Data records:
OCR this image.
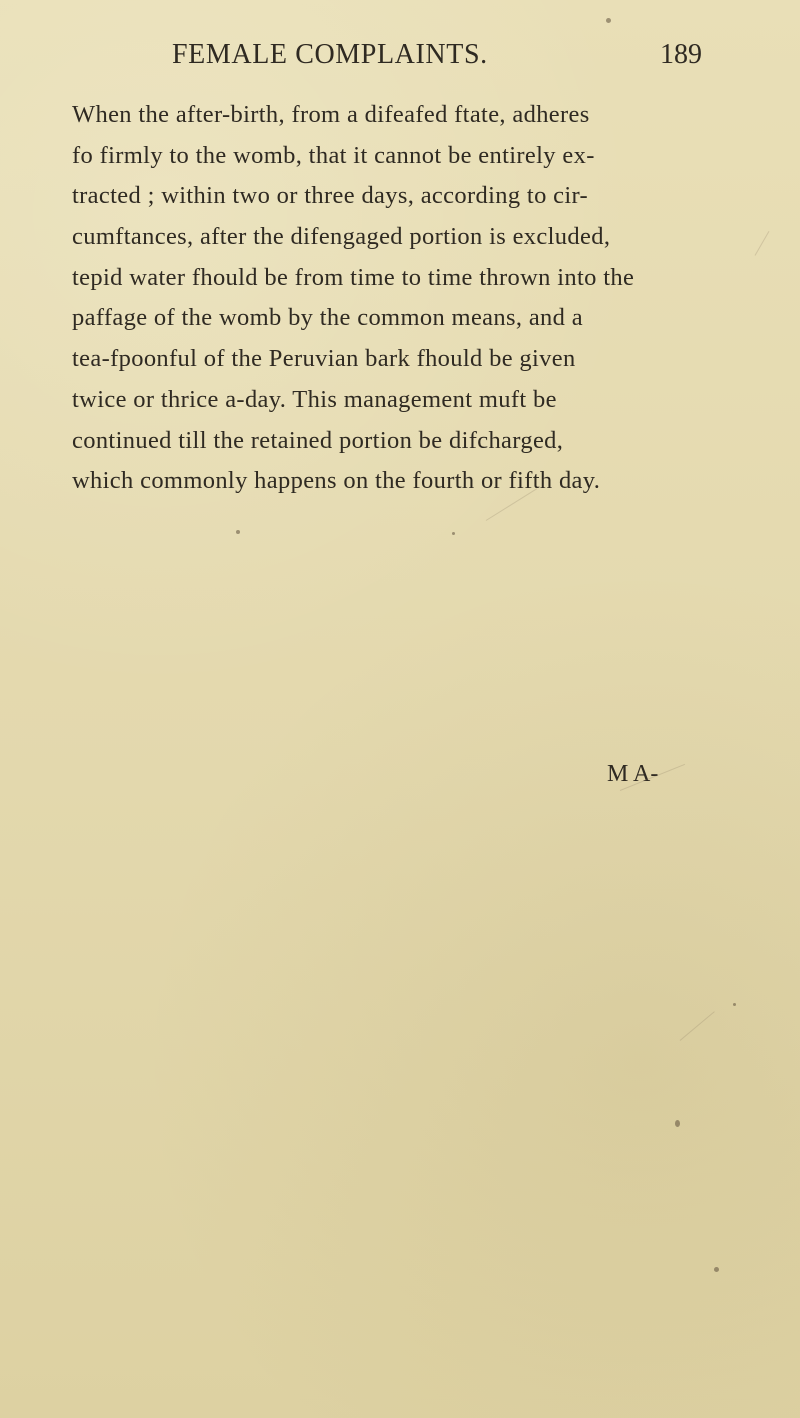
FEMALE COMPLAINTS.	189
When the after-birth, from a difeafed ftate, adheres
fo firmly to the womb, that it cannot be entirely ex-
tracted ; within two or three days, according to cir-
cumftances, after the difengaged portion is excluded,
tepid water fhould be from time to time thrown into the
paffage of the womb by the common means, and a
tea-fpoonful of the Peruvian bark fhould be given
twice or thrice a-day. This management muft be
continued till the retained portion be difcharged,
which commonly happens on the fourth or fifth day.
M A-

REQUIRED WORK:
Output the records above exactly as they are, leaving out the pictures.

EXPECTED ANSWER:
OCR this image.
FEMALE COMPLAINTS.	189
When the after-birth, from a difeafed ftate, adheres
fo firmly to the womb, that it cannot be entirely ex-
tracted ; within two or three days, according to cir-
cumftances, after the difengaged portion is excluded,
tepid water fhould be from time to time thrown into the
paffage of the womb by the common means, and a
tea-fpoonful of the Peruvian bark fhould be given
twice or thrice a-day. This management muft be
continued till the retained portion be difcharged,
which commonly happens on the fourth or fifth day.
M A-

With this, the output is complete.